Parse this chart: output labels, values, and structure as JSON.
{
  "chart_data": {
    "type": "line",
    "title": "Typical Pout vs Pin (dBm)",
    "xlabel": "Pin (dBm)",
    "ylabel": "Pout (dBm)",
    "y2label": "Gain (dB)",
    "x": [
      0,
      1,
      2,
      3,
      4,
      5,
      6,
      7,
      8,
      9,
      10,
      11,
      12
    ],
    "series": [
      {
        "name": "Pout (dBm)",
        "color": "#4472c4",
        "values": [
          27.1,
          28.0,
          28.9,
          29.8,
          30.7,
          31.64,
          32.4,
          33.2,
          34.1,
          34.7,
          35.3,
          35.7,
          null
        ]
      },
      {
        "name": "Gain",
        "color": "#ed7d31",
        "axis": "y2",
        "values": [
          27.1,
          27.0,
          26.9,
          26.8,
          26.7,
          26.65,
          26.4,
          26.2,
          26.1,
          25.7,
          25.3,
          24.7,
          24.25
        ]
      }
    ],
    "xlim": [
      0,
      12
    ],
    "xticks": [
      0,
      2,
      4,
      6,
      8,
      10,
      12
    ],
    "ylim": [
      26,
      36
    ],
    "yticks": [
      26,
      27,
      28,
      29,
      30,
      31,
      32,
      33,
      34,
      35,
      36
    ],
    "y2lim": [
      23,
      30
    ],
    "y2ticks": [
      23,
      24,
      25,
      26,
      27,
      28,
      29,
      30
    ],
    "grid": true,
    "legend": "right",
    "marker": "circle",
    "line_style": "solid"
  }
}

- Set task -
The listing above should be transcribed in full, exactly as written.

- Full answer -
Parse this chart: output labels, values, and structure as JSON.
{
  "chart_data": {
    "type": "line",
    "title": "Typical Pout vs Pin (dBm)",
    "xlabel": "Pin (dBm)",
    "ylabel": "Pout (dBm)",
    "y2label": "Gain (dB)",
    "x": [
      0,
      1,
      2,
      3,
      4,
      5,
      6,
      7,
      8,
      9,
      10,
      11,
      12
    ],
    "series": [
      {
        "name": "Pout (dBm)",
        "color": "#4472c4",
        "values": [
          27.1,
          28.0,
          28.9,
          29.8,
          30.7,
          31.64,
          32.4,
          33.2,
          34.1,
          34.7,
          35.3,
          35.7,
          null
        ]
      },
      {
        "name": "Gain",
        "color": "#ed7d31",
        "axis": "y2",
        "values": [
          27.1,
          27.0,
          26.9,
          26.8,
          26.7,
          26.65,
          26.4,
          26.2,
          26.1,
          25.7,
          25.3,
          24.7,
          24.25
        ]
      }
    ],
    "xlim": [
      0,
      12
    ],
    "xticks": [
      0,
      2,
      4,
      6,
      8,
      10,
      12
    ],
    "ylim": [
      26,
      36
    ],
    "yticks": [
      26,
      27,
      28,
      29,
      30,
      31,
      32,
      33,
      34,
      35,
      36
    ],
    "y2lim": [
      23,
      30
    ],
    "y2ticks": [
      23,
      24,
      25,
      26,
      27,
      28,
      29,
      30
    ],
    "grid": true,
    "legend": "right",
    "marker": "circle",
    "line_style": "solid"
  }
}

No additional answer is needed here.